* PROBLEM REQUIREMENTS:
Quote all of the data below exactly, please.

* RECORD SET:
════════
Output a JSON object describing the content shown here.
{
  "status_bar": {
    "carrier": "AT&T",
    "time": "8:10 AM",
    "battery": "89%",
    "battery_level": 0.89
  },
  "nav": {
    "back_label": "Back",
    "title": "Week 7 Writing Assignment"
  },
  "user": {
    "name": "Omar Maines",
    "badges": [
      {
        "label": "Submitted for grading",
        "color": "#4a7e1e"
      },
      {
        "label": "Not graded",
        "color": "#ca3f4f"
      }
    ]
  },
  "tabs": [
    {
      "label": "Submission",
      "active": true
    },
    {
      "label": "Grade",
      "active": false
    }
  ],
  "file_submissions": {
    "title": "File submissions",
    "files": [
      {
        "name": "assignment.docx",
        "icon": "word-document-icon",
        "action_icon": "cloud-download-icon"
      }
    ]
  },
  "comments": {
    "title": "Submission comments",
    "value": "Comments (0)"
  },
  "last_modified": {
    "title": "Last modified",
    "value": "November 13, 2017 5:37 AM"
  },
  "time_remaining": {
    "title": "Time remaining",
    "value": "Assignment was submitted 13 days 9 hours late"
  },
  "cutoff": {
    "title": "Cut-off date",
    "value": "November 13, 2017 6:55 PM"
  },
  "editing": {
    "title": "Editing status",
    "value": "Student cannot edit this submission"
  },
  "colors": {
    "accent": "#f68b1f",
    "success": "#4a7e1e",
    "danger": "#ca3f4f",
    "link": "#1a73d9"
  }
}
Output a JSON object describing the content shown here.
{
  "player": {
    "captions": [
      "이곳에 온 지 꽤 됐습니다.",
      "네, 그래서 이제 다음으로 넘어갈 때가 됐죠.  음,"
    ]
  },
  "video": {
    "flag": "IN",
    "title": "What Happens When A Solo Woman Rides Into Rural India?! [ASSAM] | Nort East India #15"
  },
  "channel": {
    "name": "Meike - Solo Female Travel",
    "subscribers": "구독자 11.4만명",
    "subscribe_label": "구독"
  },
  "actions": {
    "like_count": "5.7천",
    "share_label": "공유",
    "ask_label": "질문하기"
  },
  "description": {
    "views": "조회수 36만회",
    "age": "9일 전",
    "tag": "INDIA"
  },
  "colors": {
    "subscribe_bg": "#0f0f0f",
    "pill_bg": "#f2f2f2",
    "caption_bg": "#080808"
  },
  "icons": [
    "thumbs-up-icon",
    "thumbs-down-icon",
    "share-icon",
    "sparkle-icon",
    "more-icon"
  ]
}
════════
* RESULT BELOW:
Output a JSON object describing the content shown here.
{
  "status_bar": {
    "carrier": "AT&T",
    "time": "8:10 AM",
    "battery": "89%",
    "battery_level": 0.89
  },
  "nav": {
    "back_label": "Back",
    "title": "Week 7 Writing Assignment"
  },
  "user": {
    "name": "Omar Maines",
    "badges": [
      {
        "label": "Submitted for grading",
        "color": "#4a7e1e"
      },
      {
        "label": "Not graded",
        "color": "#ca3f4f"
      }
    ]
  },
  "tabs": [
    {
      "label": "Submission",
      "active": true
    },
    {
      "label": "Grade",
      "active": false
    }
  ],
  "file_submissions": {
    "title": "File submissions",
    "files": [
      {
        "name": "assignment.docx",
        "icon": "word-document-icon",
        "action_icon": "cloud-download-icon"
      }
    ]
  },
  "comments": {
    "title": "Submission comments",
    "value": "Comments (0)"
  },
  "last_modified": {
    "title": "Last modified",
    "value": "November 13, 2017 5:37 AM"
  },
  "time_remaining": {
    "title": "Time remaining",
    "value": "Assignment was submitted 13 days 9 hours late"
  },
  "cutoff": {
    "title": "Cut-off date",
    "value": "November 13, 2017 6:55 PM"
  },
  "editing": {
    "title": "Editing status",
    "value": "Student cannot edit this submission"
  },
  "colors": {
    "accent": "#f68b1f",
    "success": "#4a7e1e",
    "danger": "#ca3f4f",
    "link": "#1a73d9"
  }
}
Output a JSON object describing the content shown here.
{
  "player": {
    "captions": [
      "이곳에 온 지 꽤 됐습니다.",
      "네, 그래서 이제 다음으로 넘어갈 때가 됐죠.  음,"
    ]
  },
  "video": {
    "flag": "IN",
    "title": "What Happens When A Solo Woman Rides Into Rural India?! [ASSAM] | Nort East India #15"
  },
  "channel": {
    "name": "Meike - Solo Female Travel",
    "subscribers": "구독자 11.4만명",
    "subscribe_label": "구독"
  },
  "actions": {
    "like_count": "5.7천",
    "share_label": "공유",
    "ask_label": "질문하기"
  },
  "description": {
    "views": "조회수 36만회",
    "age": "9일 전",
    "tag": "INDIA"
  },
  "colors": {
    "subscribe_bg": "#0f0f0f",
    "pill_bg": "#f2f2f2",
    "caption_bg": "#080808"
  },
  "icons": [
    "thumbs-up-icon",
    "thumbs-down-icon",
    "share-icon",
    "sparkle-icon",
    "more-icon"
  ]
}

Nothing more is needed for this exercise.